SHORT TASK –
Return the listing below verbatim. Pictures do not belong in the copy.

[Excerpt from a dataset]
■ ■ ■ ■ ■

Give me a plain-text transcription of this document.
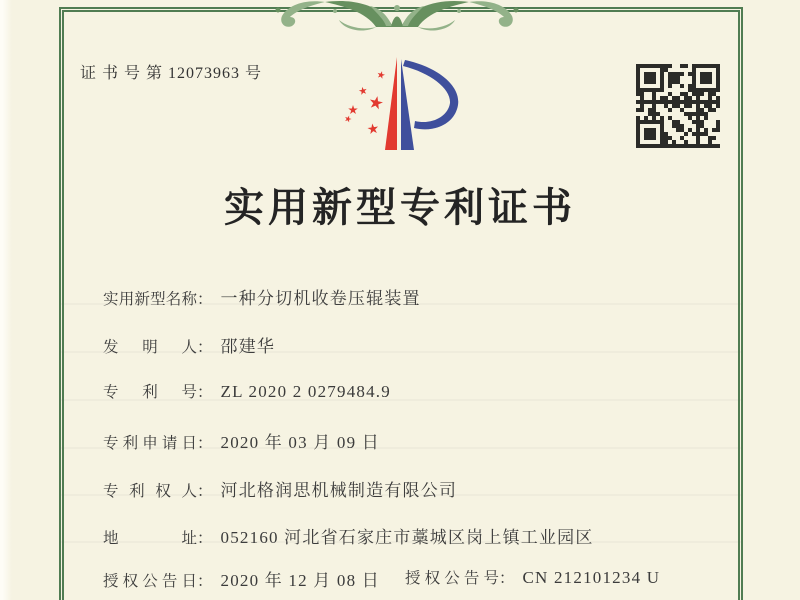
证 书 号 第 12073963 号
实用新型专利证书
实用新型名称： 一种分切机收卷压辊装置
发明人： 邵建华
专利号： ZL 2020 2 0279484.9
专利申请日： 2020 年 03 月 09 日
专利权人： 河北格润思机械制造有限公司
地址： 052160 河北省石家庄市藁城区岗上镇工业园区
授权公告日： 2020 年 12 月 08 日 授权公告号： CN 212101234 U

■ ■ ■ ■ ■

COMPLETE RESPONSE –
Give me a plain-text transcription of this document.
证 书 号 第 12073963 号
实用新型专利证书
实用新型名称： 一种分切机收卷压辊装置
发明人： 邵建华
专利号： ZL 2020 2 0279484.9
专利申请日： 2020 年 03 月 09 日
专利权人： 河北格润思机械制造有限公司
地址： 052160 河北省石家庄市藁城区岗上镇工业园区
授权公告日： 2020 年 12 月 08 日 授权公告号： CN 212101234 U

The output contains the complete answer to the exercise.